◆ Exercise description:
Which of the lines below contain the word "bounding", with case counting? Locate each one and copy it out in full.

(Recorded data)
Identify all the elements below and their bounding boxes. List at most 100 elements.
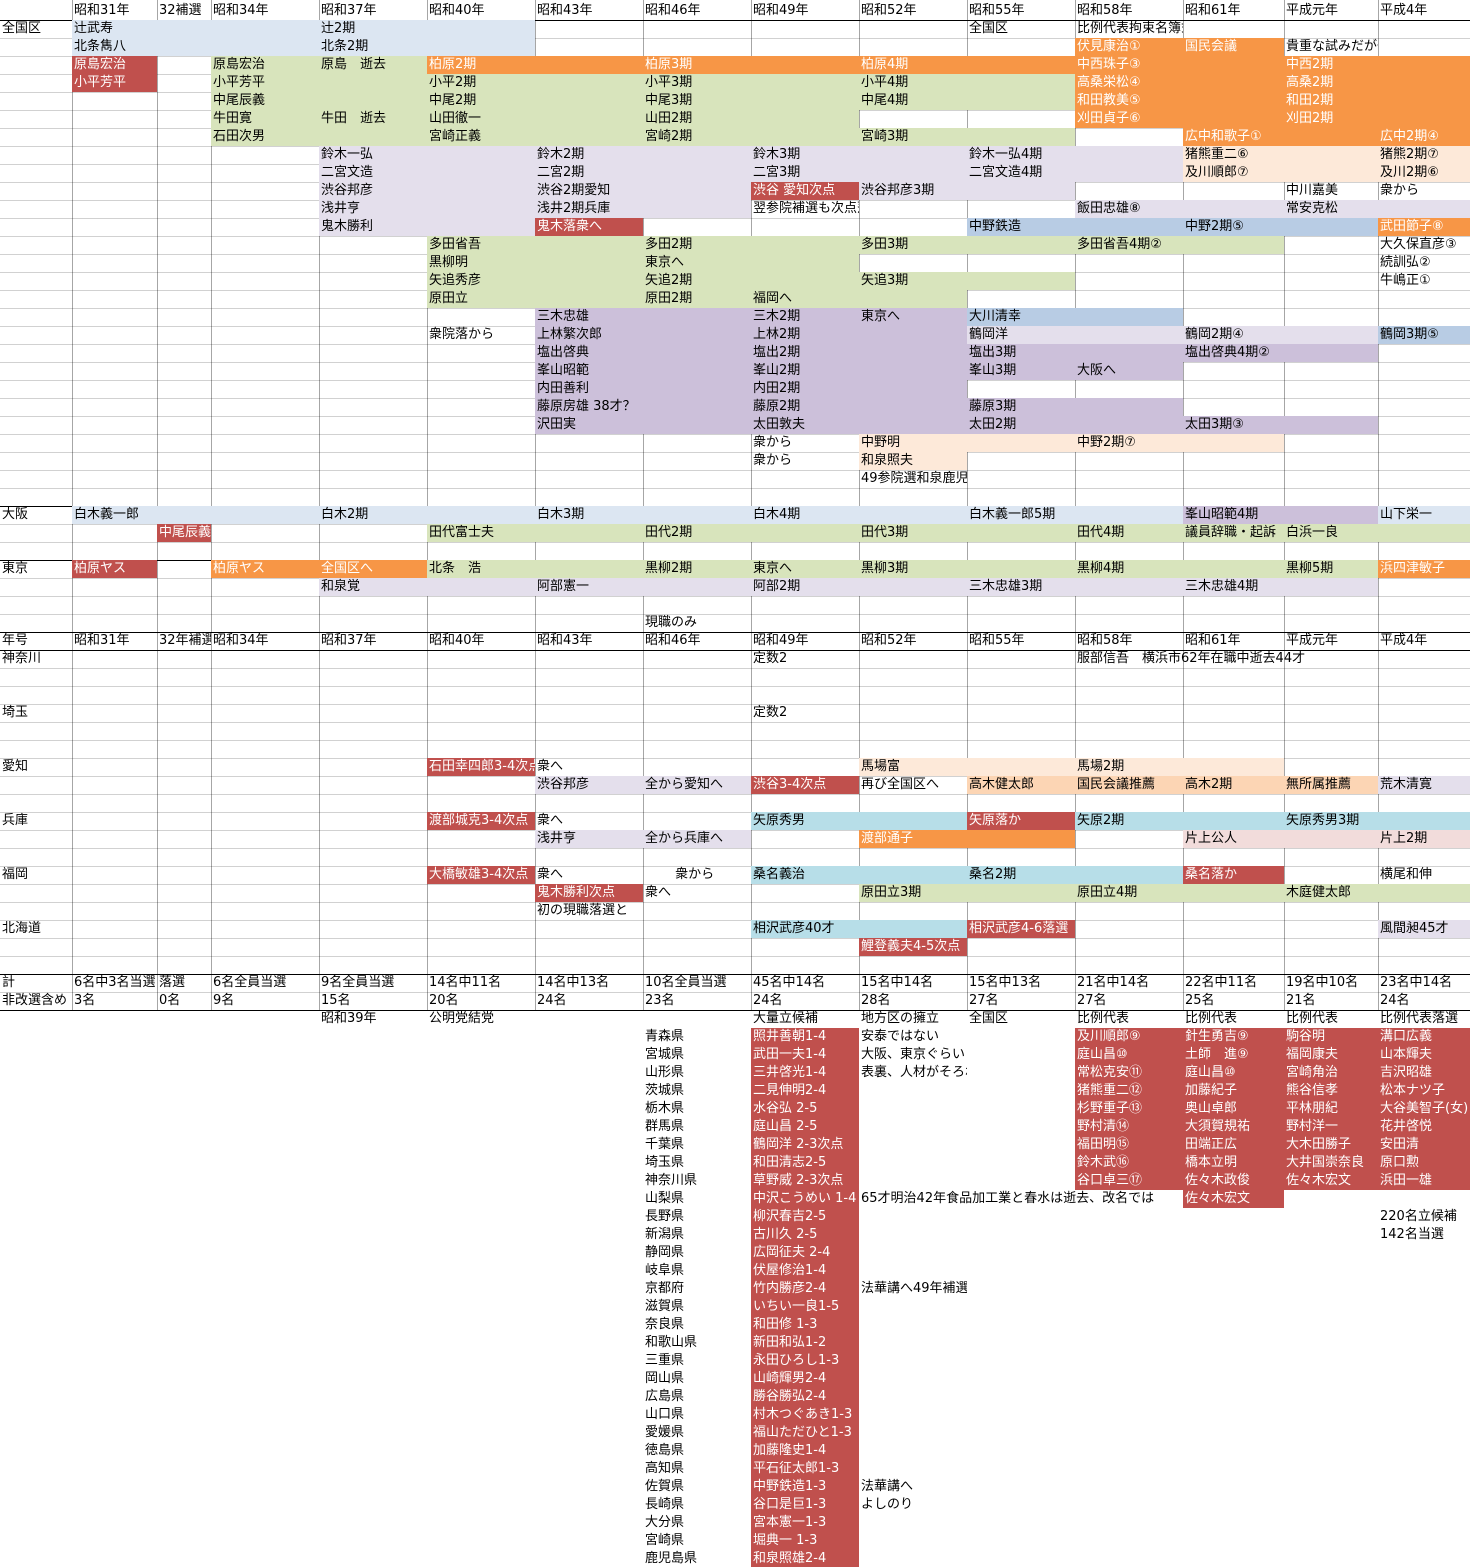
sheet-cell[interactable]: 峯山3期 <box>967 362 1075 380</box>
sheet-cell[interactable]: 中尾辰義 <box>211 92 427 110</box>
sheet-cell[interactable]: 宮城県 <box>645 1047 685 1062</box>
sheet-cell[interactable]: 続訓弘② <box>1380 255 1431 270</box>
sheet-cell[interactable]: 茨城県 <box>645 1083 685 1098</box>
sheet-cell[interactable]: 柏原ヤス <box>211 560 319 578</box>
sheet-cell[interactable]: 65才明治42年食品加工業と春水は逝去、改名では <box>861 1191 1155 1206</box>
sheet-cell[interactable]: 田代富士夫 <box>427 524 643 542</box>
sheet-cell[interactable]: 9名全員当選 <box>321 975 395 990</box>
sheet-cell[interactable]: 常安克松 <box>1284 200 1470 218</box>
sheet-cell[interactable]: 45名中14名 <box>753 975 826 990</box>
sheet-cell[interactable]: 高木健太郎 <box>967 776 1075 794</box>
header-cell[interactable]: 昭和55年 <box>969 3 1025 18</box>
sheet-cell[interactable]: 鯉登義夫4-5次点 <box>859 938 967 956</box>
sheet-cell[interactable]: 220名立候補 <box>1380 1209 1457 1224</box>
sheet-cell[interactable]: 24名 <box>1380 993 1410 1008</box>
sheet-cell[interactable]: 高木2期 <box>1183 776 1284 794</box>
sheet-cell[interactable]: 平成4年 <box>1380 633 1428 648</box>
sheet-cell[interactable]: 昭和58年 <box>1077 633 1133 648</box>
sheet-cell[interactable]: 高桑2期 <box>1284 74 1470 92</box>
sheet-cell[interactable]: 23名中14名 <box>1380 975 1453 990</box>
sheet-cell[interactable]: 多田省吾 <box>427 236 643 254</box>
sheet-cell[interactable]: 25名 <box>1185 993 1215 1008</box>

◆ Answer to this task:
Identify all the elements below and their bounding boxes. List at most 100 elements.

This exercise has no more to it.